**Aim of the exercise:**
Copy every line of the items below without changing anything.

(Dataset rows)
═══

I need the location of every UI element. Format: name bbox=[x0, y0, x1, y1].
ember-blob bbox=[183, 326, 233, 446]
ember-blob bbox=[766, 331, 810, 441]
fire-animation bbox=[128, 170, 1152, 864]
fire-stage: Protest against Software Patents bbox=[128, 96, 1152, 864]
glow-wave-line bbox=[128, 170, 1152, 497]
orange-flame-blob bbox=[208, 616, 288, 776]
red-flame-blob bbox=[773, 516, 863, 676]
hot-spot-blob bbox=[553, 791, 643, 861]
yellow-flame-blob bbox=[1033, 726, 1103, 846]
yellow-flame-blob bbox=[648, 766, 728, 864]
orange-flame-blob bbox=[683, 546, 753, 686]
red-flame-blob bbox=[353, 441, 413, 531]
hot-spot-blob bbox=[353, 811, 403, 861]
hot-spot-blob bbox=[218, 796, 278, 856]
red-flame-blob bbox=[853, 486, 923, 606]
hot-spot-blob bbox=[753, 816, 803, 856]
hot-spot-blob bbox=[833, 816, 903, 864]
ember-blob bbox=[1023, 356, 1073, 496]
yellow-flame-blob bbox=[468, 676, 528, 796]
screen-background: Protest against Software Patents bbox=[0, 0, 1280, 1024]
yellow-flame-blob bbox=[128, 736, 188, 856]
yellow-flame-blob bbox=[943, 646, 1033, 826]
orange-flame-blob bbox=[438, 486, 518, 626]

═══

**In response:**
I need the location of every UI element. Format: name bbox=[x0, y0, x1, y1].
ember-blob bbox=[183, 326, 233, 446]
ember-blob bbox=[766, 331, 810, 441]
fire-animation bbox=[128, 170, 1152, 864]
fire-stage: Protest against Software Patents bbox=[128, 96, 1152, 864]
glow-wave-line bbox=[128, 170, 1152, 497]
orange-flame-blob bbox=[208, 616, 288, 776]
red-flame-blob bbox=[773, 516, 863, 676]
hot-spot-blob bbox=[553, 791, 643, 861]
yellow-flame-blob bbox=[1033, 726, 1103, 846]
yellow-flame-blob bbox=[648, 766, 728, 864]
orange-flame-blob bbox=[683, 546, 753, 686]
red-flame-blob bbox=[353, 441, 413, 531]
hot-spot-blob bbox=[353, 811, 403, 861]
hot-spot-blob bbox=[218, 796, 278, 856]
red-flame-blob bbox=[853, 486, 923, 606]
hot-spot-blob bbox=[753, 816, 803, 856]
hot-spot-blob bbox=[833, 816, 903, 864]
ember-blob bbox=[1023, 356, 1073, 496]
yellow-flame-blob bbox=[468, 676, 528, 796]
screen-background: Protest against Software Patents bbox=[0, 0, 1280, 1024]
yellow-flame-blob bbox=[128, 736, 188, 856]
yellow-flame-blob bbox=[943, 646, 1033, 826]
orange-flame-blob bbox=[438, 486, 518, 626]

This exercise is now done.